*Listed entries:*
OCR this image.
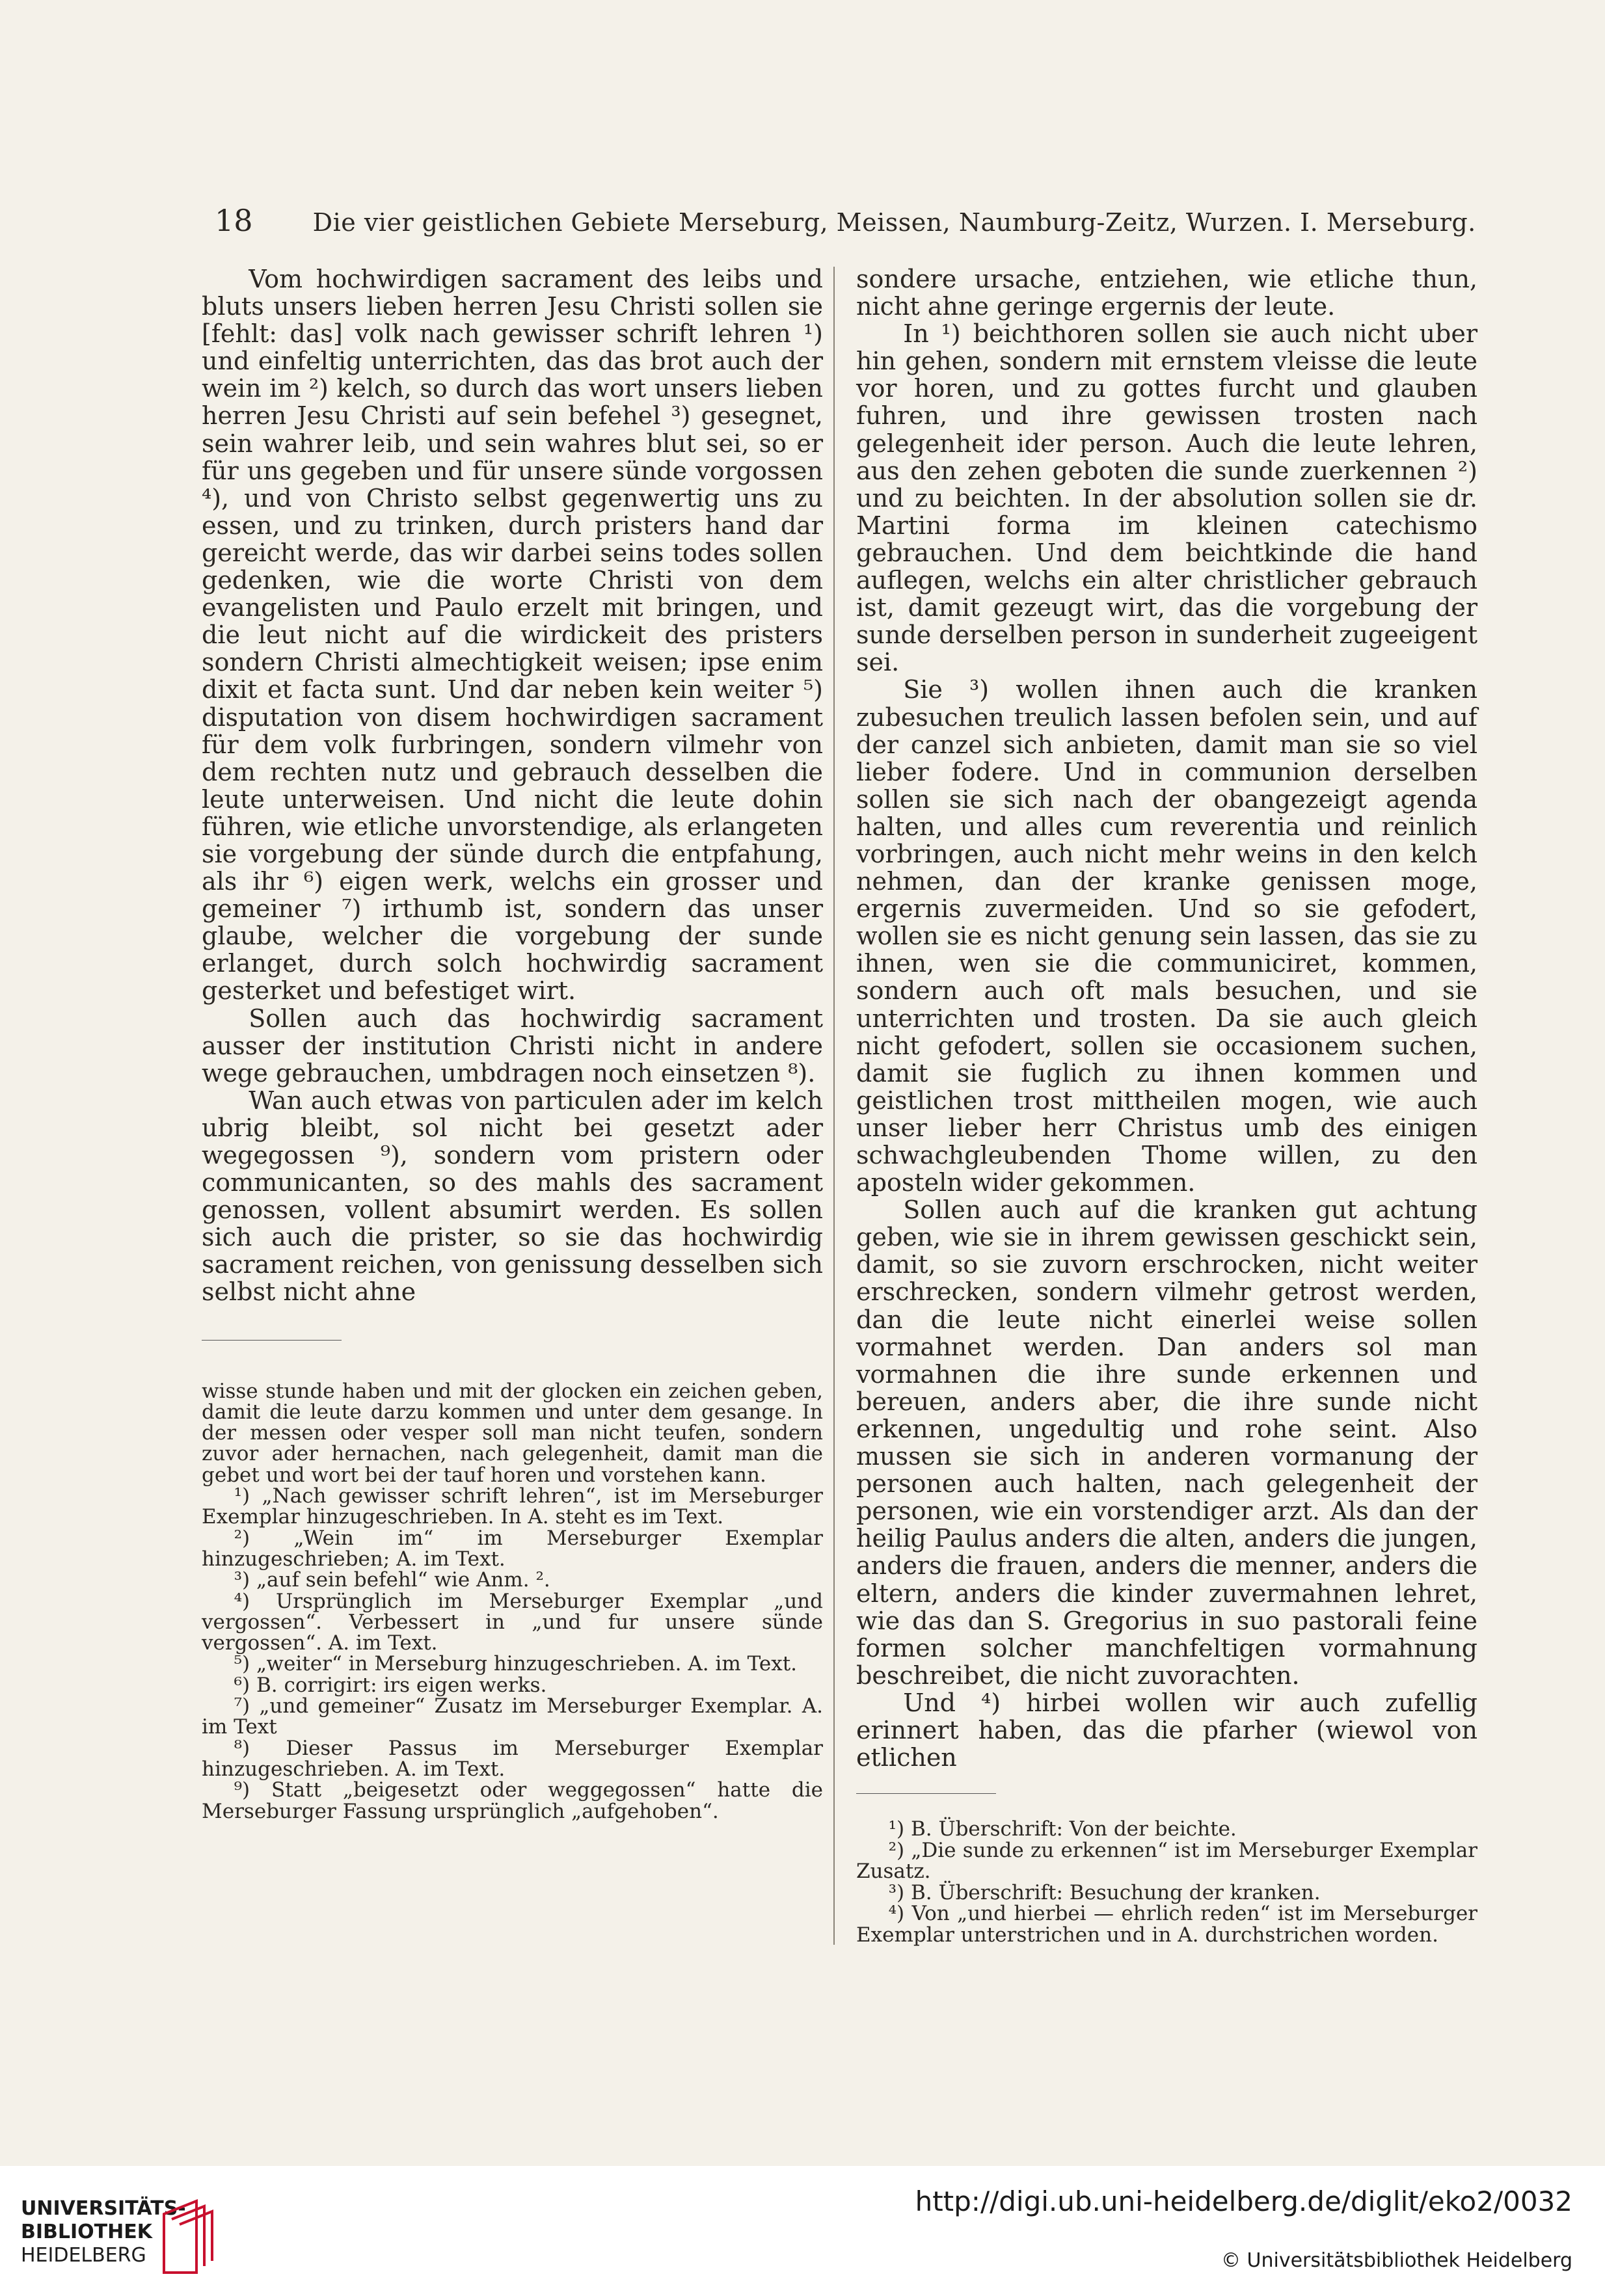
18 Die vier geistlichen Gebiete Merseburg, Meissen, Naumburg-Zeitz, Wurzen. I. Merseburg.

Vom hochwirdigen sacrament des leibs und bluts unsers lieben herren Jesu Christi sollen sie [fehlt: das] volk nach gewisser schrift lehren ¹) und einfeltig unterrichten, das das brot auch der wein im ²) kelch, so durch das wort unsers lieben herren Jesu Christi auf sein befehel ³) gesegnet, sein wahrer leib, und sein wahres blut sei, so er für uns gegeben und für unsere sünde vorgossen ⁴), und von Christo selbst gegenwertig uns zu essen, und zu trinken, durch pristers hand dar gereicht werde, das wir darbei seins todes sollen gedenken, wie die worte Christi von dem evangelisten und Paulo erzelt mit bringen, und die leut nicht auf die wirdickeit des pristers sondern Christi almechtigkeit weisen; ipse enim dixit et facta sunt. Und dar neben kein weiter ⁵) disputation von disem hochwirdigen sacrament für dem volk furbringen, sondern vilmehr von dem rechten nutz und gebrauch desselben die leute unterweisen. Und nicht die leute dohin führen, wie etliche unvorstendige, als erlangeten sie vorgebung der sünde durch die entpfahung, als ihr ⁶) eigen werk, welchs ein grosser und gemeiner ⁷) irthumb ist, sondern das unser glaube, welcher die vorgebung der sunde erlanget, durch solch hochwirdig sacrament gesterket und befestiget wirt.

Sollen auch das hochwirdig sacrament ausser der institution Christi nicht in andere wege gebrauchen, umbdragen noch einsetzen ⁸).

Wan auch etwas von particulen ader im kelch ubrig bleibt, sol nicht bei gesetzt ader wegegossen ⁹), sondern vom pristern oder communicanten, so des mahls des sacrament genossen, vollent absumirt werden. Es sollen sich auch die prister, so sie das hochwirdig sacrament reichen, von genissung desselben sich selbst nicht ahne

wisse stunde haben und mit der glocken ein zeichen geben, damit die leute darzu kommen und unter dem gesange. In der messen oder vesper soll man nicht teufen, sondern zuvor ader hernachen, nach gelegenheit, damit man die gebet und wort bei der tauf horen und vorstehen kann.

¹) „Nach gewisser schrift lehren“, ist im Merseburger Exemplar hinzugeschrieben. In A. steht es im Text.

²) „Wein im“ im Merseburger Exemplar hinzugeschrieben; A. im Text.

³) „auf sein befehl“ wie Anm. ².

⁴) Ursprünglich im Merseburger Exemplar „und vergossen“. Verbessert in „und fur unsere sünde vergossen“. A. im Text.

⁵) „weiter“ in Merseburg hinzugeschrieben. A. im Text.

⁶) B. corrigirt: irs eigen werks.

⁷) „und gemeiner“ Zusatz im Merseburger Exemplar. A. im Text

⁸) Dieser Passus im Merseburger Exemplar hinzugeschrieben. A. im Text.

⁹) Statt „beigesetzt oder weggegossen“ hatte die Merseburger Fassung ursprünglich „aufgehoben“.

sondere ursache, entziehen, wie etliche thun, nicht ahne geringe ergernis der leute.

In ¹) beichthoren sollen sie auch nicht uber hin gehen, sondern mit ernstem vleisse die leute vor horen, und zu gottes furcht und glauben fuhren, und ihre gewissen trosten nach gelegenheit ider person. Auch die leute lehren, aus den zehen geboten die sunde zuerkennen ²) und zu beichten. In der absolution sollen sie dr. Martini forma im kleinen catechismo gebrauchen. Und dem beichtkinde die hand auflegen, welchs ein alter christlicher gebrauch ist, damit gezeugt wirt, das die vorgebung der sunde derselben person in sunderheit zugeeigent sei.

Sie ³) wollen ihnen auch die kranken zubesuchen treulich lassen befolen sein, und auf der canzel sich anbieten, damit man sie so viel lieber fodere. Und in communion derselben sollen sie sich nach der obangezeigt agenda halten, und alles cum reverentia und reinlich vorbringen, auch nicht mehr weins in den kelch nehmen, dan der kranke genissen moge, ergernis zuvermeiden. Und so sie gefodert, wollen sie es nicht genung sein lassen, das sie zu ihnen, wen sie die communiciret, kommen, sondern auch oft mals besuchen, und sie unterrichten und trosten. Da sie auch gleich nicht gefodert, sollen sie occasionem suchen, damit sie fuglich zu ihnen kommen und geistlichen trost mittheilen mogen, wie auch unser lieber herr Christus umb des einigen schwachgleubenden Thome willen, zu den aposteln wider gekommen.

Sollen auch auf die kranken gut achtung geben, wie sie in ihrem gewissen geschickt sein, damit, so sie zuvorn erschrocken, nicht weiter erschrecken, sondern vilmehr getrost werden, dan die leute nicht einerlei weise sollen vormahnet werden. Dan anders sol man vormahnen die ihre sunde erkennen und bereuen, anders aber, die ihre sunde nicht erkennen, ungedultig und rohe seint. Also mussen sie sich in anderen vormanung der personen auch halten, nach gelegenheit der personen, wie ein vorstendiger arzt. Als dan der heilig Paulus anders die alten, anders die jungen, anders die frauen, anders die menner, anders die eltern, anders die kinder zuvermahnen lehret, wie das dan S. Gregorius in suo pastorali feine formen solcher manchfeltigen vormahnung beschreibet, die nicht zuvorachten.

Und ⁴) hirbei wollen wir auch zufellig erinnert haben, das die pfarher (wiewol von etlichen

¹) B. Überschrift: Von der beichte.

²) „Die sunde zu erkennen“ ist im Merseburger Exemplar Zusatz.

³) B. Überschrift: Besuchung der kranken.

⁴) Von „und hierbei — ehrlich reden“ ist im Merseburger Exemplar unterstrichen und in A. durchstrichen worden.

UNIVERSITÄTS-
BIBLIOTHEK
HEIDELBERG
http://digi.ub.uni-heidelberg.de/diglit/eko2/0032
© Universitätsbibliothek Heidelberg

*Request:*
Give only the number of lines in the entries that contain "haben".

*Answer to this exercise:*
2